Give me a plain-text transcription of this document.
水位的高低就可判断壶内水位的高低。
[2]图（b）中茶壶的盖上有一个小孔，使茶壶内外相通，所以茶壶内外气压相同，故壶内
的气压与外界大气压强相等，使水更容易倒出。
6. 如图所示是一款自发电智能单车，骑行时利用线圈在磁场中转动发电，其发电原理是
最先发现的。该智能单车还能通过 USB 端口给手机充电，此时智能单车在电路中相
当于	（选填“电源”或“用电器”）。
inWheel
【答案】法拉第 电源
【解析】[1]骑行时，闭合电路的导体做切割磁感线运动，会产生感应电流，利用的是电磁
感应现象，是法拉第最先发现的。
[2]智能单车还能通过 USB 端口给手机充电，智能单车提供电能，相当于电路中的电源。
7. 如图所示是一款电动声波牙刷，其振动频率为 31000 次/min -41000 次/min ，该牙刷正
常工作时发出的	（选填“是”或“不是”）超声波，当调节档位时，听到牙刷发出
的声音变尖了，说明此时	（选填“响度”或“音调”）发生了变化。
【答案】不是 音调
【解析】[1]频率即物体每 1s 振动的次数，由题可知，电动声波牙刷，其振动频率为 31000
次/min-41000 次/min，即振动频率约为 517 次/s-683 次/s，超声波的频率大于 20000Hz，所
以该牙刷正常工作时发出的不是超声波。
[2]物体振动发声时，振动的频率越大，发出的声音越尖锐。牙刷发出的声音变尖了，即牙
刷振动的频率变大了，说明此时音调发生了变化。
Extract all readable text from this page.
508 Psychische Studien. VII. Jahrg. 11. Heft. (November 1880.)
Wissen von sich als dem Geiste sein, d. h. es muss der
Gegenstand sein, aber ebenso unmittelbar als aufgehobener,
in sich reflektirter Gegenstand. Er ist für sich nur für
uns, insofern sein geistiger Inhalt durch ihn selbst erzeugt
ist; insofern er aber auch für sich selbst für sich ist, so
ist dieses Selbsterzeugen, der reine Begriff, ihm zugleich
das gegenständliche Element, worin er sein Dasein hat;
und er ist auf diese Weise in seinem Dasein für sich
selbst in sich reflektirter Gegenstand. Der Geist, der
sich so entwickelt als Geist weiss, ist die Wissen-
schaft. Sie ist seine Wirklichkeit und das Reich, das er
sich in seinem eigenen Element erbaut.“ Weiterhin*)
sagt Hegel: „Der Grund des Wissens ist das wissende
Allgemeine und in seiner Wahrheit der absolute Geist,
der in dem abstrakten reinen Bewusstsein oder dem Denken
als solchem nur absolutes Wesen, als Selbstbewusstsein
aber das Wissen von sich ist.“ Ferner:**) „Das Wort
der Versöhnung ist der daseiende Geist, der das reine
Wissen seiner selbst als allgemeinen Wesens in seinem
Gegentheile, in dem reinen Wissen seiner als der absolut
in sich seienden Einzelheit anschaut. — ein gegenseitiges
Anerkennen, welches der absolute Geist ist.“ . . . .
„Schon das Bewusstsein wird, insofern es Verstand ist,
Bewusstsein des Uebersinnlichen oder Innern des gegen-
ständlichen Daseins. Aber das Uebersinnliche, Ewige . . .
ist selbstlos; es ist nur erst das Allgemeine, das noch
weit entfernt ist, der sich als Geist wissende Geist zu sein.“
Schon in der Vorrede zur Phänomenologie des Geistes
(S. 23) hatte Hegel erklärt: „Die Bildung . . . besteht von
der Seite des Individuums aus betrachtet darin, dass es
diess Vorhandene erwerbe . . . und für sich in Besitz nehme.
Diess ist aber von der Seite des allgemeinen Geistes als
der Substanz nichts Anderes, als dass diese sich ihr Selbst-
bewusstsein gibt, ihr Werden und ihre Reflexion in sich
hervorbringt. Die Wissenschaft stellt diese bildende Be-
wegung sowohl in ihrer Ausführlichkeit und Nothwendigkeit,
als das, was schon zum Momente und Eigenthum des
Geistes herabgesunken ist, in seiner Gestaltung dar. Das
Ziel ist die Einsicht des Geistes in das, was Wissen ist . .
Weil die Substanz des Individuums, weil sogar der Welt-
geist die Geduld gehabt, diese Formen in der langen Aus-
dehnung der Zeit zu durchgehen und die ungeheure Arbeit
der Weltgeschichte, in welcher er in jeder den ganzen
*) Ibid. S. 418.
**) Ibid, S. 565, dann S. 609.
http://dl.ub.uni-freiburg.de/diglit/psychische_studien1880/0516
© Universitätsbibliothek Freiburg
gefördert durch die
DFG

++++++++

In the listing above, find the lines holding the word "allgemeinen" and copy them.

Wissen seiner selbst als allgemeinen Wesens in seinem
Diess ist aber von der Seite des allgemeinen Geistes als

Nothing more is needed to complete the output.